_Records from a data source_
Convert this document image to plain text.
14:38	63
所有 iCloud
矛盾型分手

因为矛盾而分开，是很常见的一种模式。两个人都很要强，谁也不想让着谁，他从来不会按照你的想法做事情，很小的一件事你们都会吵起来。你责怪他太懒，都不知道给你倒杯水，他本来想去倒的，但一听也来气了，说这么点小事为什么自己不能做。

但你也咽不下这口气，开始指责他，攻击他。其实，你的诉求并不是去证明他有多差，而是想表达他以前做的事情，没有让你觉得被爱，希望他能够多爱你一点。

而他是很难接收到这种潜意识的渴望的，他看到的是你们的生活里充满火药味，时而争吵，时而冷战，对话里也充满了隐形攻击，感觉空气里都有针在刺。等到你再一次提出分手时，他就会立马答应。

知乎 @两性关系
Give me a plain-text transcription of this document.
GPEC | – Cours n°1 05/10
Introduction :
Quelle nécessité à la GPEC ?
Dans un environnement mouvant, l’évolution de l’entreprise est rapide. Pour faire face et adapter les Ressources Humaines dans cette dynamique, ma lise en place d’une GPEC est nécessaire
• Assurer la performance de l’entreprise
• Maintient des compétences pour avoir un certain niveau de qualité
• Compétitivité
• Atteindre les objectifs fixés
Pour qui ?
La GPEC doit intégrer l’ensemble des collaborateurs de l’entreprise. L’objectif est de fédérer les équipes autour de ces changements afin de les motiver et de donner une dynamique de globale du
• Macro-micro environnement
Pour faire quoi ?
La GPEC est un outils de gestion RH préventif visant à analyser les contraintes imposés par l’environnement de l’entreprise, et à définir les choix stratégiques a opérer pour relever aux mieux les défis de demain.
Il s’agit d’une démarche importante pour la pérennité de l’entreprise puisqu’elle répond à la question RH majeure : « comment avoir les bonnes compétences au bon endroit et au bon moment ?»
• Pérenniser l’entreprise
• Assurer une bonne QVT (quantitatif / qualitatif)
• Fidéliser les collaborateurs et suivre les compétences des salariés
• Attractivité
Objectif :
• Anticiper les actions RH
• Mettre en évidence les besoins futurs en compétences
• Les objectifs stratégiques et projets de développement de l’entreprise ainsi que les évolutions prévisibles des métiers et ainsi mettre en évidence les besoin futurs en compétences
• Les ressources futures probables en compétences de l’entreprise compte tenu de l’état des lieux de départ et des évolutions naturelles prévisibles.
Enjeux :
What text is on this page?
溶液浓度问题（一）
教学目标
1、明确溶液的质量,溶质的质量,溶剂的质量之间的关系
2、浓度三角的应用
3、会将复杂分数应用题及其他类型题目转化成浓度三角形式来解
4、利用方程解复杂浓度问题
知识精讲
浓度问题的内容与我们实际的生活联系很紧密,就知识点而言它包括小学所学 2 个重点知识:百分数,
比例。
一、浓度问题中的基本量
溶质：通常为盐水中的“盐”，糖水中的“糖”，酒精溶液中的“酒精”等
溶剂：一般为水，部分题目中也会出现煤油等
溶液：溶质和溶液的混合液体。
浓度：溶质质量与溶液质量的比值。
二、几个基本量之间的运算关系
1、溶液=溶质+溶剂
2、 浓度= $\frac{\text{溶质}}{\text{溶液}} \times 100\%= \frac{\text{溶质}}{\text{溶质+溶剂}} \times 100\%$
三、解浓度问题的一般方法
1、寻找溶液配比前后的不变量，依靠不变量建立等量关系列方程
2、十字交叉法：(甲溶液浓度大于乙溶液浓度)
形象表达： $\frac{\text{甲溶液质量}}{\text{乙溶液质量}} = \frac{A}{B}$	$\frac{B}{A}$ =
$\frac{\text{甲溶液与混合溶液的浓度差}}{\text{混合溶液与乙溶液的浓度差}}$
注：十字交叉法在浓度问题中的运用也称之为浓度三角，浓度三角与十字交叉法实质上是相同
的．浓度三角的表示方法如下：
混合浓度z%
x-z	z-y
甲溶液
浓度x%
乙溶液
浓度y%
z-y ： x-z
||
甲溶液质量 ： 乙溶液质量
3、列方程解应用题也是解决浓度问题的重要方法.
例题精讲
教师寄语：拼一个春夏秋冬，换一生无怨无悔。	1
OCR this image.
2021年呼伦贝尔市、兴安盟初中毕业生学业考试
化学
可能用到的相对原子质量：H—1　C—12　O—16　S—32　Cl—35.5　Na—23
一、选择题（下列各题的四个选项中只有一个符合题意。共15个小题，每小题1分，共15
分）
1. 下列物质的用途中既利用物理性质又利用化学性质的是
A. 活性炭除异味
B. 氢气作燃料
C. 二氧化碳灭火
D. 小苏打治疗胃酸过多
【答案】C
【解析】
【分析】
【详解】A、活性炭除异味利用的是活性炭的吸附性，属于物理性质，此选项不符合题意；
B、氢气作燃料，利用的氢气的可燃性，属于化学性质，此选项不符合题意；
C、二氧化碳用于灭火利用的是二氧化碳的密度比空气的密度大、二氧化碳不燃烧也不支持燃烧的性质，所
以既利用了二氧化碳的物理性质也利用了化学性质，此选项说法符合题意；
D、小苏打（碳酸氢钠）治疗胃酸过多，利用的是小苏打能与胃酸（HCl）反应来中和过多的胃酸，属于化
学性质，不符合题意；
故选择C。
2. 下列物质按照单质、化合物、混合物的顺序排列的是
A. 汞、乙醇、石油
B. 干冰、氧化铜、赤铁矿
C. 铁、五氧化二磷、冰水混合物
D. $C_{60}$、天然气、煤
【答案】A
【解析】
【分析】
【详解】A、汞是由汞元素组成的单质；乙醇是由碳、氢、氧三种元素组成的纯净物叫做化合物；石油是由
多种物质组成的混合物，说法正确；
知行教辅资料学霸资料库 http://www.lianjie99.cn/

_Problem requirements_
Each record must be repeated exactly as it is.

_Finished task_
Convert this document image to plain text.
14:38	63
所有 iCloud
矛盾型分手

因为矛盾而分开，是很常见的一种模式。两个人都很要强，谁也不想让着谁，他从来不会按照你的想法做事情，很小的一件事你们都会吵起来。你责怪他太懒，都不知道给你倒杯水，他本来想去倒的，但一听也来气了，说这么点小事为什么自己不能做。

但你也咽不下这口气，开始指责他，攻击他。其实，你的诉求并不是去证明他有多差，而是想表达他以前做的事情，没有让你觉得被爱，希望他能够多爱你一点。

而他是很难接收到这种潜意识的渴望的，他看到的是你们的生活里充满火药味，时而争吵，时而冷战，对话里也充满了隐形攻击，感觉空气里都有针在刺。等到你再一次提出分手时，他就会立马答应。

知乎 @两性关系
Give me a plain-text transcription of this document.
GPEC | – Cours n°1 05/10
Introduction :
Quelle nécessité à la GPEC ?
Dans un environnement mouvant, l’évolution de l’entreprise est rapide. Pour faire face et adapter les Ressources Humaines dans cette dynamique, ma lise en place d’une GPEC est nécessaire
• Assurer la performance de l’entreprise
• Maintient des compétences pour avoir un certain niveau de qualité
• Compétitivité
• Atteindre les objectifs fixés
Pour qui ?
La GPEC doit intégrer l’ensemble des collaborateurs de l’entreprise. L’objectif est de fédérer les équipes autour de ces changements afin de les motiver et de donner une dynamique de globale du
• Macro-micro environnement
Pour faire quoi ?
La GPEC est un outils de gestion RH préventif visant à analyser les contraintes imposés par l’environnement de l’entreprise, et à définir les choix stratégiques a opérer pour relever aux mieux les défis de demain.
Il s’agit d’une démarche importante pour la pérennité de l’entreprise puisqu’elle répond à la question RH majeure : « comment avoir les bonnes compétences au bon endroit et au bon moment ?»
• Pérenniser l’entreprise
• Assurer une bonne QVT (quantitatif / qualitatif)
• Fidéliser les collaborateurs et suivre les compétences des salariés
• Attractivité
Objectif :
• Anticiper les actions RH
• Mettre en évidence les besoins futurs en compétences
• Les objectifs stratégiques et projets de développement de l’entreprise ainsi que les évolutions prévisibles des métiers et ainsi mettre en évidence les besoin futurs en compétences
• Les ressources futures probables en compétences de l’entreprise compte tenu de l’état des lieux de départ et des évolutions naturelles prévisibles.
Enjeux :
What text is on this page?
溶液浓度问题（一）
教学目标
1、明确溶液的质量,溶质的质量,溶剂的质量之间的关系
2、浓度三角的应用
3、会将复杂分数应用题及其他类型题目转化成浓度三角形式来解
4、利用方程解复杂浓度问题
知识精讲
浓度问题的内容与我们实际的生活联系很紧密,就知识点而言它包括小学所学 2 个重点知识:百分数,
比例。
一、浓度问题中的基本量
溶质：通常为盐水中的“盐”，糖水中的“糖”，酒精溶液中的“酒精”等
溶剂：一般为水，部分题目中也会出现煤油等
溶液：溶质和溶液的混合液体。
浓度：溶质质量与溶液质量的比值。
二、几个基本量之间的运算关系
1、溶液=溶质+溶剂
2、 浓度= $\frac{\text{溶质}}{\text{溶液}} \times 100\%= \frac{\text{溶质}}{\text{溶质+溶剂}} \times 100\%$
三、解浓度问题的一般方法
1、寻找溶液配比前后的不变量，依靠不变量建立等量关系列方程
2、十字交叉法：(甲溶液浓度大于乙溶液浓度)
形象表达： $\frac{\text{甲溶液质量}}{\text{乙溶液质量}} = \frac{A}{B}$	$\frac{B}{A}$ =
$\frac{\text{甲溶液与混合溶液的浓度差}}{\text{混合溶液与乙溶液的浓度差}}$
注：十字交叉法在浓度问题中的运用也称之为浓度三角，浓度三角与十字交叉法实质上是相同
的．浓度三角的表示方法如下：
混合浓度z%
x-z	z-y
甲溶液
浓度x%
乙溶液
浓度y%
z-y ： x-z
||
甲溶液质量 ： 乙溶液质量
3、列方程解应用题也是解决浓度问题的重要方法.
例题精讲
教师寄语：拼一个春夏秋冬，换一生无怨无悔。	1
OCR this image.
2021年呼伦贝尔市、兴安盟初中毕业生学业考试
化学
可能用到的相对原子质量：H—1　C—12　O—16　S—32　Cl—35.5　Na—23
一、选择题（下列各题的四个选项中只有一个符合题意。共15个小题，每小题1分，共15
分）
1. 下列物质的用途中既利用物理性质又利用化学性质的是
A. 活性炭除异味
B. 氢气作燃料
C. 二氧化碳灭火
D. 小苏打治疗胃酸过多
【答案】C
【解析】
【分析】
【详解】A、活性炭除异味利用的是活性炭的吸附性，属于物理性质，此选项不符合题意；
B、氢气作燃料，利用的氢气的可燃性，属于化学性质，此选项不符合题意；
C、二氧化碳用于灭火利用的是二氧化碳的密度比空气的密度大、二氧化碳不燃烧也不支持燃烧的性质，所
以既利用了二氧化碳的物理性质也利用了化学性质，此选项说法符合题意；
D、小苏打（碳酸氢钠）治疗胃酸过多，利用的是小苏打能与胃酸（HCl）反应来中和过多的胃酸，属于化
学性质，不符合题意；
故选择C。
2. 下列物质按照单质、化合物、混合物的顺序排列的是
A. 汞、乙醇、石油
B. 干冰、氧化铜、赤铁矿
C. 铁、五氧化二磷、冰水混合物
D. $C_{60}$、天然气、煤
【答案】A
【解析】
【分析】
【详解】A、汞是由汞元素组成的单质；乙醇是由碳、氢、氧三种元素组成的纯净物叫做化合物；石油是由
多种物质组成的混合物，说法正确；
知行教辅资料学霸资料库 http://www.lianjie99.cn/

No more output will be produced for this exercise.